Copy out every line exactly, passing over the pictures.

··· DATASET EXTRACT ···

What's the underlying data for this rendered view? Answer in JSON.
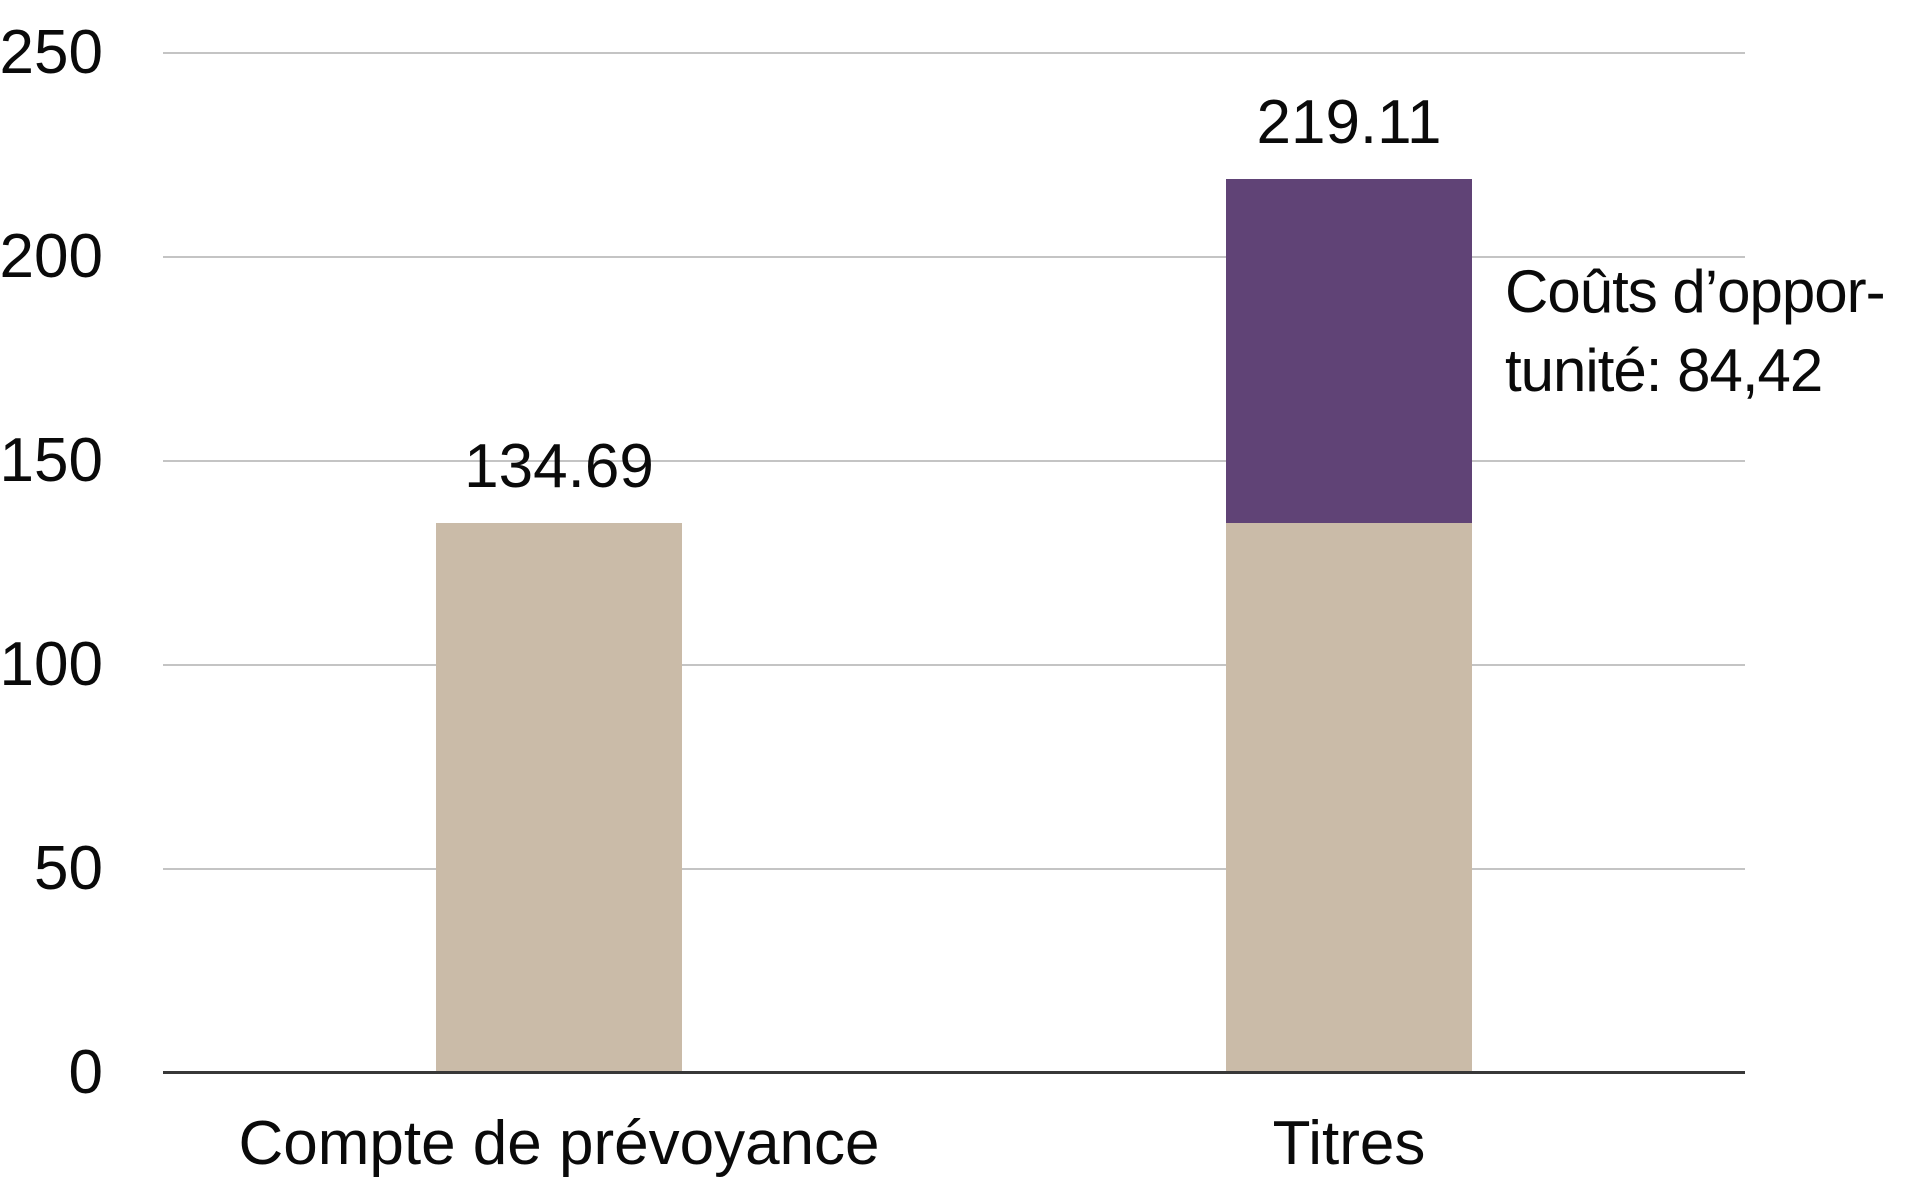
{
  "chart_data": {
    "type": "bar",
    "stacked": true,
    "title": "",
    "xlabel": "",
    "ylabel": "",
    "categories": [
      "Compte de prévoyance",
      "Titres"
    ],
    "series": [
      {
        "name": "valeur-de-base",
        "color": "#CABBA8",
        "values": [
          134.69,
          134.69
        ]
      },
      {
        "name": "couts-d-opportunite",
        "color": "#604376",
        "values": [
          0,
          84.42
        ]
      }
    ],
    "totals": [
      134.69,
      219.11
    ],
    "bar_value_labels": [
      "134.69",
      "219.11"
    ],
    "y_ticks": [
      0,
      50,
      100,
      150,
      200,
      250
    ],
    "ylim": [
      0,
      250
    ],
    "grid": true,
    "legend": "none",
    "annotation": {
      "lines": [
        "Coûts d’oppor-",
        "tunité: 84,42"
      ],
      "value": "84,42"
    },
    "colors": {
      "bar_base": "#CABBA8",
      "bar_opportunity": "#604376",
      "gridline": "#C4C4C4",
      "axis": "#383838",
      "text": "#0a0a0a"
    }
  }
}
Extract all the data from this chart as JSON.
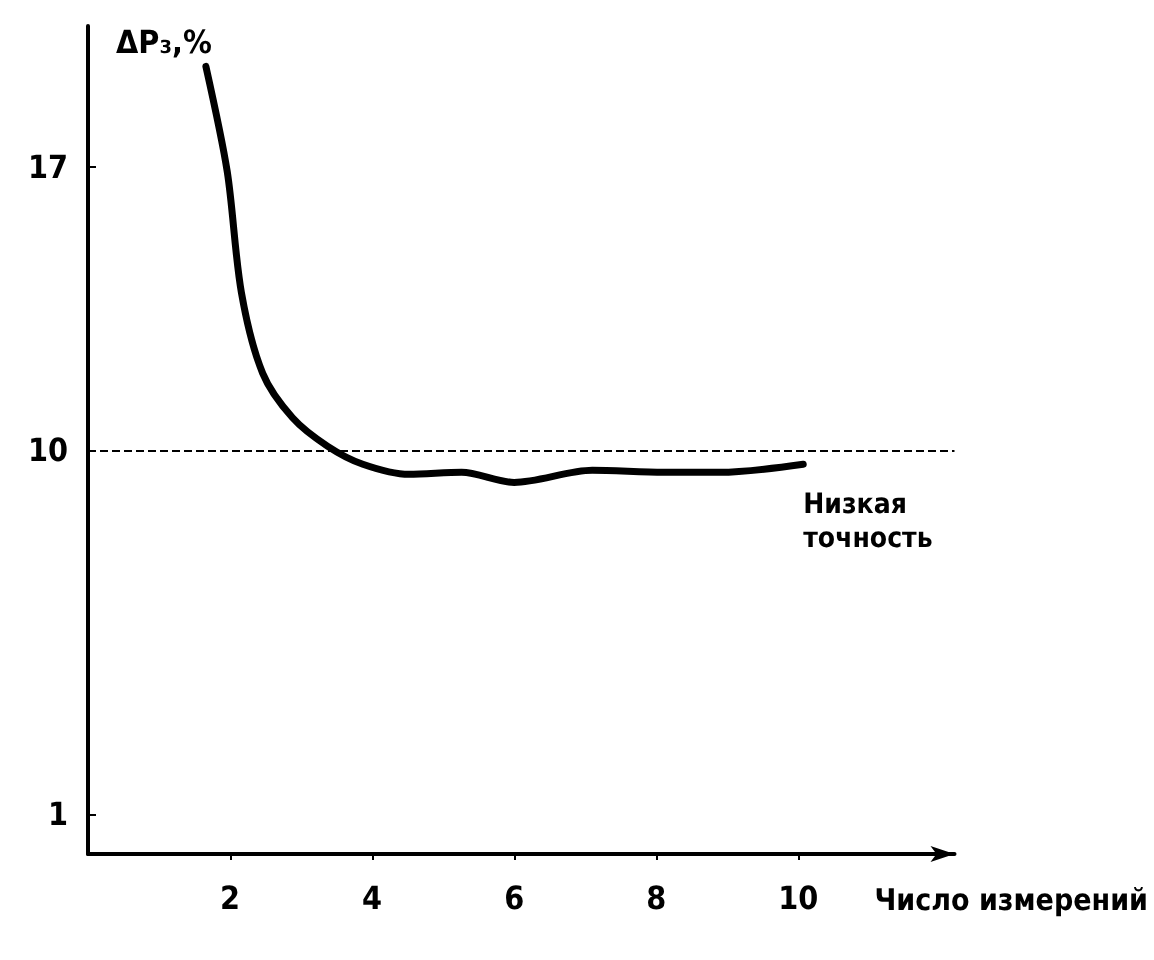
{
  "chart_data": {
    "type": "line",
    "ylabel": "ΔP₃,%",
    "xlabel": "Число измерений",
    "series": [
      {
        "name": "Низкая точность",
        "color": "#000000",
        "x": [
          1.66,
          1.96,
          2.16,
          2.46,
          2.88,
          3.37,
          3.87,
          4.52,
          5.26,
          6.0,
          7.1,
          8.1,
          8.9,
          10.07
        ],
        "values": [
          19.5,
          16.9,
          13.9,
          11.9,
          10.8,
          10.1,
          9.65,
          9.4,
          9.45,
          9.2,
          9.5,
          9.45,
          9.45,
          9.65
        ]
      }
    ],
    "xlim": [
      0,
      12.2
    ],
    "xticks": [
      2,
      4,
      6,
      8,
      10
    ],
    "ylim": [
      0,
      20.5
    ],
    "yticks": [
      1,
      10,
      17
    ],
    "ref_lines": [
      {
        "axis": "y",
        "value": 10,
        "line_style": "dashed",
        "color": "#000000"
      }
    ],
    "grid": false,
    "legend": false,
    "marker": "none",
    "line_style": "solid"
  }
}
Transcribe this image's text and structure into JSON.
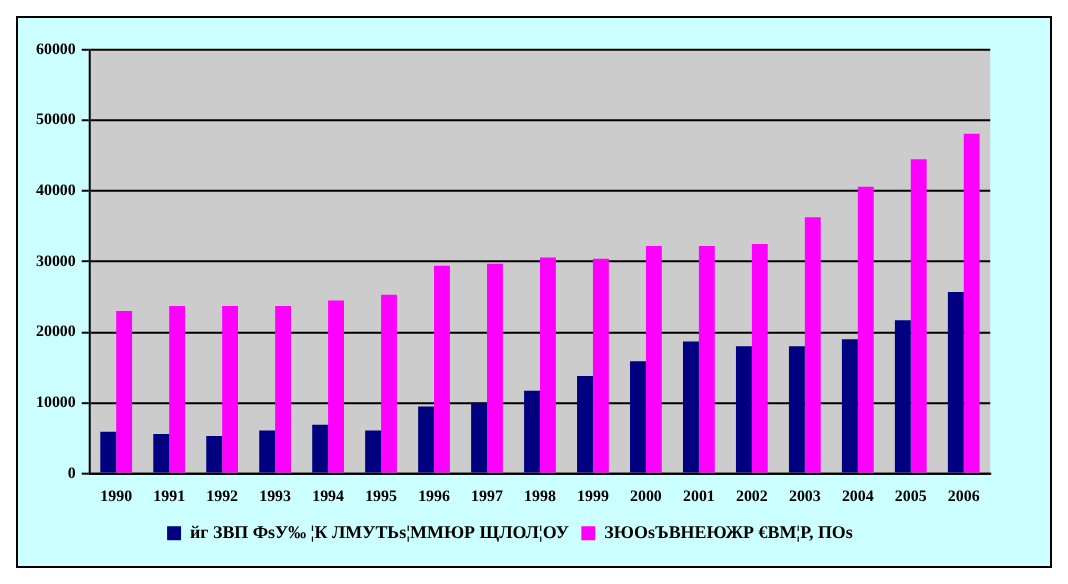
{
  "chart_data": {
    "type": "bar",
    "categories": [
      "1990",
      "1991",
      "1992",
      "1993",
      "1994",
      "1995",
      "1996",
      "1997",
      "1998",
      "1999",
      "2000",
      "2001",
      "2002",
      "2003",
      "2004",
      "2005",
      "2006"
    ],
    "series": [
      {
        "name": "йг ЗВП ФѕУ‰ ¦К ЛМУТЬѕ¦ММЮР ЩЛОЛ¦ОУ",
        "color": "#000080",
        "values": [
          5900,
          5600,
          5300,
          6100,
          6900,
          6100,
          9500,
          10000,
          11700,
          13800,
          15900,
          18700,
          18000,
          18000,
          19000,
          21700,
          25700
        ]
      },
      {
        "name": "ЗЮОѕЪВНЕЮЖР €ВМ¦Р, ПОѕ",
        "color": "#ff00ff",
        "values": [
          23000,
          23700,
          23700,
          23700,
          24500,
          25300,
          29400,
          29700,
          30600,
          30400,
          32200,
          32200,
          32500,
          36300,
          40600,
          44500,
          48100
        ]
      }
    ],
    "ylim": [
      0,
      60000
    ],
    "yticks": [
      0,
      10000,
      20000,
      30000,
      40000,
      50000,
      60000
    ],
    "grid": "y",
    "legend": "bottom"
  }
}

···

* EXERCISE ANSWER
What's the underlying data for this rendered view? Answer in JSON.
{
  "chart_data": {
    "type": "bar",
    "stacked": true,
    "title": "",
    "xlabel": "",
    "ylabel": "",
    "categories": [
      "Compte de prévoyance",
      "Titres"
    ],
    "series": [
      {
        "name": "valeur-de-base",
        "color": "#CABBA8",
        "values": [
          134.69,
          134.69
        ]
      },
      {
        "name": "couts-d-opportunite",
        "color": "#604376",
        "values": [
          0,
          84.42
        ]
      }
    ],
    "totals": [
      134.69,
      219.11
    ],
    "bar_value_labels": [
      "134.69",
      "219.11"
    ],
    "y_ticks": [
      0,
      50,
      100,
      150,
      200,
      250
    ],
    "ylim": [
      0,
      250
    ],
    "grid": true,
    "legend": "none",
    "annotation": {
      "lines": [
        "Coûts d’oppor-",
        "tunité: 84,42"
      ],
      "value": "84,42"
    },
    "colors": {
      "bar_base": "#CABBA8",
      "bar_opportunity": "#604376",
      "gridline": "#C4C4C4",
      "axis": "#383838",
      "text": "#0a0a0a"
    }
  }
}
Extract all the data from this chart as JSON.
{
  "chart_data": {
    "type": "line",
    "ylabel": "ΔP₃,%",
    "xlabel": "Число измерений",
    "series": [
      {
        "name": "Низкая точность",
        "color": "#000000",
        "x": [
          1.66,
          1.96,
          2.16,
          2.46,
          2.88,
          3.37,
          3.87,
          4.52,
          5.26,
          6.0,
          7.1,
          8.1,
          8.9,
          10.07
        ],
        "values": [
          19.5,
          16.9,
          13.9,
          11.9,
          10.8,
          10.1,
          9.65,
          9.4,
          9.45,
          9.2,
          9.5,
          9.45,
          9.45,
          9.65
        ]
      }
    ],
    "xlim": [
      0,
      12.2
    ],
    "xticks": [
      2,
      4,
      6,
      8,
      10
    ],
    "ylim": [
      0,
      20.5
    ],
    "yticks": [
      1,
      10,
      17
    ],
    "ref_lines": [
      {
        "axis": "y",
        "value": 10,
        "line_style": "dashed",
        "color": "#000000"
      }
    ],
    "grid": false,
    "legend": false,
    "marker": "none",
    "line_style": "solid"
  }
}
Transcribe this image's text and structure into JSON.
{
  "chart_data": {
    "type": "bar",
    "categories": [
      "1990",
      "1991",
      "1992",
      "1993",
      "1994",
      "1995",
      "1996",
      "1997",
      "1998",
      "1999",
      "2000",
      "2001",
      "2002",
      "2003",
      "2004",
      "2005",
      "2006"
    ],
    "series": [
      {
        "name": "йг ЗВП ФѕУ‰ ¦К ЛМУТЬѕ¦ММЮР ЩЛОЛ¦ОУ",
        "color": "#000080",
        "values": [
          5900,
          5600,
          5300,
          6100,
          6900,
          6100,
          9500,
          10000,
          11700,
          13800,
          15900,
          18700,
          18000,
          18000,
          19000,
          21700,
          25700
        ]
      },
      {
        "name": "ЗЮОѕЪВНЕЮЖР €ВМ¦Р, ПОѕ",
        "color": "#ff00ff",
        "values": [
          23000,
          23700,
          23700,
          23700,
          24500,
          25300,
          29400,
          29700,
          30600,
          30400,
          32200,
          32200,
          32500,
          36300,
          40600,
          44500,
          48100
        ]
      }
    ],
    "ylim": [
      0,
      60000
    ],
    "yticks": [
      0,
      10000,
      20000,
      30000,
      40000,
      50000,
      60000
    ],
    "grid": "y",
    "legend": "bottom"
  }
}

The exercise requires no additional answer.